▶ [WRITTEN TASK]: Print the listing that follows, keeping every line identical to the original.

▶ [DATA PROVIDED]:

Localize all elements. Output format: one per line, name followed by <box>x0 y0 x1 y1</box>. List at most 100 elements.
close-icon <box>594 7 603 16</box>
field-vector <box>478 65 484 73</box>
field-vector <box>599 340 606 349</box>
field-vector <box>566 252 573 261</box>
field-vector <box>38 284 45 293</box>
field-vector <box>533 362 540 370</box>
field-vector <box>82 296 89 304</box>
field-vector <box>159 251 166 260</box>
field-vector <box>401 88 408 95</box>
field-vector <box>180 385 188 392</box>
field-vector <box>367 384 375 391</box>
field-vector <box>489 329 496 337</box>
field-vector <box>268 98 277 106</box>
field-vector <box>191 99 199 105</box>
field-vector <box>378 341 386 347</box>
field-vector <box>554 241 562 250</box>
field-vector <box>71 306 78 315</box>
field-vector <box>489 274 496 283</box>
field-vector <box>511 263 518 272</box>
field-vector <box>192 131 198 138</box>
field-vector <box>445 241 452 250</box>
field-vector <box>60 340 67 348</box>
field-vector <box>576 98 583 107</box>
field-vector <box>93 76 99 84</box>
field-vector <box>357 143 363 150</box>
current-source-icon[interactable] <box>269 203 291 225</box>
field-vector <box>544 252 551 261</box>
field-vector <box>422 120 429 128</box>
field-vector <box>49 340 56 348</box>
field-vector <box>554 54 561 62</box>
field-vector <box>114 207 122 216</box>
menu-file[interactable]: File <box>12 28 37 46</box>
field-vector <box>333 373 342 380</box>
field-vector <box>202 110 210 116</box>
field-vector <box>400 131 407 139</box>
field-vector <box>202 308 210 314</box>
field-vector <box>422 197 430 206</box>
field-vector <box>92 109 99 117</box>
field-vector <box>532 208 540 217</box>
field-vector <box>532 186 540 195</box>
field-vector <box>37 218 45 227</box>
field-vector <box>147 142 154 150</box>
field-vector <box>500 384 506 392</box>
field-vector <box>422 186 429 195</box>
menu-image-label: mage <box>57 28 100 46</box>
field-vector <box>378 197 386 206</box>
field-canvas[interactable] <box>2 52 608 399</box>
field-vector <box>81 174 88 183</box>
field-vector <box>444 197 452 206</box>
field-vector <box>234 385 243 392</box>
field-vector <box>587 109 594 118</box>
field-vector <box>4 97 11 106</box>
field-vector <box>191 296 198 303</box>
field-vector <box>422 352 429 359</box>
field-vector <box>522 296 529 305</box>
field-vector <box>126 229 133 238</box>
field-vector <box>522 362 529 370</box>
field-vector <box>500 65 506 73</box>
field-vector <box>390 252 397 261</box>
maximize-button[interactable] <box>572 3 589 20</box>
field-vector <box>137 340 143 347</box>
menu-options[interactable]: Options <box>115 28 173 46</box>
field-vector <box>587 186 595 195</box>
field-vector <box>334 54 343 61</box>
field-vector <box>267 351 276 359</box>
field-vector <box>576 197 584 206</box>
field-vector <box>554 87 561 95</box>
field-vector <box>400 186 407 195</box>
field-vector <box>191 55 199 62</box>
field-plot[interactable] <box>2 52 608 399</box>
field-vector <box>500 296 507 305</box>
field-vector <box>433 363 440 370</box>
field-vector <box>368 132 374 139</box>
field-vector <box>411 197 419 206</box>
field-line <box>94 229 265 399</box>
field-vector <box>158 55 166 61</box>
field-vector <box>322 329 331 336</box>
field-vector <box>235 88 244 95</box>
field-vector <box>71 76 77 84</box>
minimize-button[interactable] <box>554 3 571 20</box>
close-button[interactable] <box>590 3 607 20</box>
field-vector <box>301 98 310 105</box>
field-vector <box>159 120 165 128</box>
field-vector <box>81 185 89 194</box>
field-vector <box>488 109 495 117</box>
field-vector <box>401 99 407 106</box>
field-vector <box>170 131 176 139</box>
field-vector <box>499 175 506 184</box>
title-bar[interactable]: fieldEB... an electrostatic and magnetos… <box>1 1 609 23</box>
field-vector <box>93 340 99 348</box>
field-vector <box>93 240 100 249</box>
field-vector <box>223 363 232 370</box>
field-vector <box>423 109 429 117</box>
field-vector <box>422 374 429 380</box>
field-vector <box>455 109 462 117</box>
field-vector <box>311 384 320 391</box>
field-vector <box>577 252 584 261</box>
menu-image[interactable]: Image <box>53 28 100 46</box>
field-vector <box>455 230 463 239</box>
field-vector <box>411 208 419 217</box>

▶ [RESULT OF THIS TASK]:
Localize all elements. Output format: one per line, name followed by <box>x0 y0 x1 y1</box>. List at most 100 elements.
close-icon <box>594 7 603 16</box>
field-vector <box>478 65 484 73</box>
field-vector <box>599 340 606 349</box>
field-vector <box>566 252 573 261</box>
field-vector <box>38 284 45 293</box>
field-vector <box>533 362 540 370</box>
field-vector <box>82 296 89 304</box>
field-vector <box>159 251 166 260</box>
field-vector <box>401 88 408 95</box>
field-vector <box>180 385 188 392</box>
field-vector <box>367 384 375 391</box>
field-vector <box>489 329 496 337</box>
field-vector <box>268 98 277 106</box>
field-vector <box>191 99 199 105</box>
field-vector <box>378 341 386 347</box>
field-vector <box>554 241 562 250</box>
field-vector <box>71 306 78 315</box>
field-vector <box>489 274 496 283</box>
field-vector <box>511 263 518 272</box>
field-vector <box>192 131 198 138</box>
field-vector <box>445 241 452 250</box>
field-vector <box>60 340 67 348</box>
field-vector <box>576 98 583 107</box>
field-vector <box>93 76 99 84</box>
field-vector <box>357 143 363 150</box>
current-source-icon[interactable] <box>269 203 291 225</box>
field-vector <box>544 252 551 261</box>
field-vector <box>422 120 429 128</box>
field-vector <box>49 340 56 348</box>
field-vector <box>554 54 561 62</box>
field-vector <box>114 207 122 216</box>
menu-file[interactable]: File <box>12 28 37 46</box>
field-vector <box>333 373 342 380</box>
field-vector <box>202 110 210 116</box>
field-vector <box>400 131 407 139</box>
field-vector <box>202 308 210 314</box>
field-vector <box>422 197 430 206</box>
field-vector <box>92 109 99 117</box>
field-vector <box>532 208 540 217</box>
field-vector <box>532 186 540 195</box>
field-vector <box>37 218 45 227</box>
field-vector <box>147 142 154 150</box>
field-vector <box>500 384 506 392</box>
field-vector <box>422 186 429 195</box>
menu-image-label: mage <box>57 28 100 46</box>
field-vector <box>378 197 386 206</box>
field-canvas[interactable] <box>2 52 608 399</box>
field-vector <box>81 174 88 183</box>
field-vector <box>444 197 452 206</box>
field-vector <box>234 385 243 392</box>
field-vector <box>587 109 594 118</box>
field-vector <box>4 97 11 106</box>
field-vector <box>191 296 198 303</box>
field-vector <box>422 352 429 359</box>
field-vector <box>522 296 529 305</box>
field-vector <box>126 229 133 238</box>
field-vector <box>522 362 529 370</box>
field-vector <box>500 65 506 73</box>
field-vector <box>390 252 397 261</box>
maximize-button[interactable] <box>572 3 589 20</box>
field-vector <box>137 340 143 347</box>
menu-options[interactable]: Options <box>115 28 173 46</box>
field-vector <box>587 186 595 195</box>
field-vector <box>334 54 343 61</box>
field-vector <box>267 351 276 359</box>
field-vector <box>576 197 584 206</box>
field-vector <box>554 87 561 95</box>
field-vector <box>400 186 407 195</box>
field-vector <box>191 55 199 62</box>
field-plot[interactable] <box>2 52 608 399</box>
field-vector <box>500 296 507 305</box>
field-vector <box>433 363 440 370</box>
field-vector <box>368 132 374 139</box>
field-vector <box>411 197 419 206</box>
field-line <box>94 229 265 399</box>
field-vector <box>158 55 166 61</box>
field-vector <box>322 329 331 336</box>
field-vector <box>235 88 244 95</box>
field-vector <box>71 76 77 84</box>
minimize-button[interactable] <box>554 3 571 20</box>
close-button[interactable] <box>590 3 607 20</box>
field-vector <box>301 98 310 105</box>
field-vector <box>159 120 165 128</box>
field-vector <box>81 185 89 194</box>
field-vector <box>488 109 495 117</box>
field-vector <box>401 99 407 106</box>
field-vector <box>170 131 176 139</box>
field-vector <box>499 175 506 184</box>
title-bar[interactable]: fieldEB... an electrostatic and magnetos… <box>1 1 609 23</box>
field-vector <box>93 340 99 348</box>
field-vector <box>93 240 100 249</box>
field-vector <box>223 363 232 370</box>
field-vector <box>423 109 429 117</box>
field-vector <box>422 374 429 380</box>
field-vector <box>455 109 462 117</box>
field-vector <box>311 384 320 391</box>
field-vector <box>577 252 584 261</box>
menu-image[interactable]: Image <box>53 28 100 46</box>
field-vector <box>455 230 463 239</box>
field-vector <box>411 208 419 217</box>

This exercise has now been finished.